GIVEN INSTRUCTION
Please report every line below that contains the word "Life", copying each one in full.

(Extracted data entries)
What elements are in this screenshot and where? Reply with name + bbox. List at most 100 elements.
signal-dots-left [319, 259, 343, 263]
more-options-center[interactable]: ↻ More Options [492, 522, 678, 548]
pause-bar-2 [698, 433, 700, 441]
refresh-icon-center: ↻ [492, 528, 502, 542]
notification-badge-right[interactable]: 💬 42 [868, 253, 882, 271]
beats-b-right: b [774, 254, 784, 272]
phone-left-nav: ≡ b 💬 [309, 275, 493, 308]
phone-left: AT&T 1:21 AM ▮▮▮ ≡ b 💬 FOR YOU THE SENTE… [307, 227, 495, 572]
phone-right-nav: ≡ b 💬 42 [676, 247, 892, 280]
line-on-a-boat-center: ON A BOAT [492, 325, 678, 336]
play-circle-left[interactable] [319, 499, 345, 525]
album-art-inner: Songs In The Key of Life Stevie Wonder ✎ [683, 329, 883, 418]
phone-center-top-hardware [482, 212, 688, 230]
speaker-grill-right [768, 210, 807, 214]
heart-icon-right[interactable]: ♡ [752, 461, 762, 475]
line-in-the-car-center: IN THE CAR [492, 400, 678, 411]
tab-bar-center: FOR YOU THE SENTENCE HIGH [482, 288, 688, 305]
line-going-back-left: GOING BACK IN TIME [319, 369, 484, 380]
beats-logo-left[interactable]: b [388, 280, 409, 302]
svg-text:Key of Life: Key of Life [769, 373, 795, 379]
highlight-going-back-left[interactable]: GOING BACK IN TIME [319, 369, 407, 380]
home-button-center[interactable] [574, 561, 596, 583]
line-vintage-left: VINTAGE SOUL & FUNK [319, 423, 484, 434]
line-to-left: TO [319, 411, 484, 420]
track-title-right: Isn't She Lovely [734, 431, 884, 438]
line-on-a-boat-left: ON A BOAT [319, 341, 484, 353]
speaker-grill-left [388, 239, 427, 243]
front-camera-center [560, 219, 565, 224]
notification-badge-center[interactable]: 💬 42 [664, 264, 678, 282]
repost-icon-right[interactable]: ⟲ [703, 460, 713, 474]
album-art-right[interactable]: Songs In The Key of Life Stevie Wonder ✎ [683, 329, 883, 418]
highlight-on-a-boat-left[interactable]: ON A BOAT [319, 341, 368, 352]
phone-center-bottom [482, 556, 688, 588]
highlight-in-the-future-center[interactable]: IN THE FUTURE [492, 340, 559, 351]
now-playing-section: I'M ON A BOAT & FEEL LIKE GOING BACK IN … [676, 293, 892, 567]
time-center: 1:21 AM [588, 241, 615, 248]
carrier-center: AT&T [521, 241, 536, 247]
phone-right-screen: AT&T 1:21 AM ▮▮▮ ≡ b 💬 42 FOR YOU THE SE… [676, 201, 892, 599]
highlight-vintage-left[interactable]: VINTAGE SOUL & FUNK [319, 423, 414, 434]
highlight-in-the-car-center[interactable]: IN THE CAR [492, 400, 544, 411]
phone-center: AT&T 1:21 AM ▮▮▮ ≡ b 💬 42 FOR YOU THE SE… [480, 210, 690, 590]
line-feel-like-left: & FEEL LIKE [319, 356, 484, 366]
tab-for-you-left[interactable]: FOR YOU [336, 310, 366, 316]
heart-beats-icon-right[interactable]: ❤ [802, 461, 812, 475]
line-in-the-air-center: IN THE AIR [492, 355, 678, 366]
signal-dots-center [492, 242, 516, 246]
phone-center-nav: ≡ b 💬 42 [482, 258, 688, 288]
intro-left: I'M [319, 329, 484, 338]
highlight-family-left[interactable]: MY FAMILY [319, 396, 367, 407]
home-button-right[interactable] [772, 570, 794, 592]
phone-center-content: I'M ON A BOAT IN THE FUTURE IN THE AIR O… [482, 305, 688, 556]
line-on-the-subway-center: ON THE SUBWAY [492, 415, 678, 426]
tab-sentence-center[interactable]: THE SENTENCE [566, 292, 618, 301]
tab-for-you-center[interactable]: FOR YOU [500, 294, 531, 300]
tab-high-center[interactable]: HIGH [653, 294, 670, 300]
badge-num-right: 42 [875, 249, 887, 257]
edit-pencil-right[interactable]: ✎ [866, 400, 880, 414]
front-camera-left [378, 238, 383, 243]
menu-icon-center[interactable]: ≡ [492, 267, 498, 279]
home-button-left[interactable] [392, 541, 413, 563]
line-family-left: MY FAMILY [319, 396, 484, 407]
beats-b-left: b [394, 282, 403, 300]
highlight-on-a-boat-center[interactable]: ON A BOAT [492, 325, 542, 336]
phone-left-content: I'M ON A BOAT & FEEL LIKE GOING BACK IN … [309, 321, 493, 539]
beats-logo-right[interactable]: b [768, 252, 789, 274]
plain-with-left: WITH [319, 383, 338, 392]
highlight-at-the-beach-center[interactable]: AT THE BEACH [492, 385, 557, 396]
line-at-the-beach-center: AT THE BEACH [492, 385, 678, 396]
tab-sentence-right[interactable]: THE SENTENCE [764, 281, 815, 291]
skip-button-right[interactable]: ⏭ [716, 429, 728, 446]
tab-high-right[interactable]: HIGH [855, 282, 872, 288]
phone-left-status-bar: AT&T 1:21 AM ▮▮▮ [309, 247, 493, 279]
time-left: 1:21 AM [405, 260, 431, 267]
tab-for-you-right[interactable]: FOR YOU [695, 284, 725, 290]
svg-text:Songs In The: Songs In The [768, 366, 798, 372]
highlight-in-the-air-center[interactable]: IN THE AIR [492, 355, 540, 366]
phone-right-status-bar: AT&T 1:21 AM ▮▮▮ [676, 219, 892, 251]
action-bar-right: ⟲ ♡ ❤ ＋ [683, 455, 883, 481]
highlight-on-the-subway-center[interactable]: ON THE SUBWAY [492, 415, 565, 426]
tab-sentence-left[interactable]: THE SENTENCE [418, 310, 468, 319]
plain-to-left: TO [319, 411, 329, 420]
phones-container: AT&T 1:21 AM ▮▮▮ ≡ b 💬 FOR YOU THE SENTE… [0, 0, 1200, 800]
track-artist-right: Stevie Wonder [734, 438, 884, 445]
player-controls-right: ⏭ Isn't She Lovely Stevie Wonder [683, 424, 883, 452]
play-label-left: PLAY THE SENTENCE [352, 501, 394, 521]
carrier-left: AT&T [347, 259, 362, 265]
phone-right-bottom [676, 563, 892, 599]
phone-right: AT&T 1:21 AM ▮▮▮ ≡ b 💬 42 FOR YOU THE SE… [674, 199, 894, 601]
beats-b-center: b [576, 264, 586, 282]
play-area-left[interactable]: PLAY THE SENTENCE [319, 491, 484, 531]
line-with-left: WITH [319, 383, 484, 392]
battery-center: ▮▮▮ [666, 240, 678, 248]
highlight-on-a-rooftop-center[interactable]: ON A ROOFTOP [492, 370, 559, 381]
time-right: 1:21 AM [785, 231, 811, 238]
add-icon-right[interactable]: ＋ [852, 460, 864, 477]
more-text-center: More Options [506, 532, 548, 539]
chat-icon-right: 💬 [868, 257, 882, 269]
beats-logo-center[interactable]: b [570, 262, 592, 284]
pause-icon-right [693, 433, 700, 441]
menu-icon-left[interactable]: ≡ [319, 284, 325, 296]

TASK RESULT
album-art-inner: Songs In The Key of Life Stevie Wonder ✎ [683, 329, 883, 418]
svg-text:Key of Life: Key of Life [769, 373, 795, 379]
album-art-right[interactable]: Songs In The Key of Life Stevie Wonder ✎ [683, 329, 883, 418]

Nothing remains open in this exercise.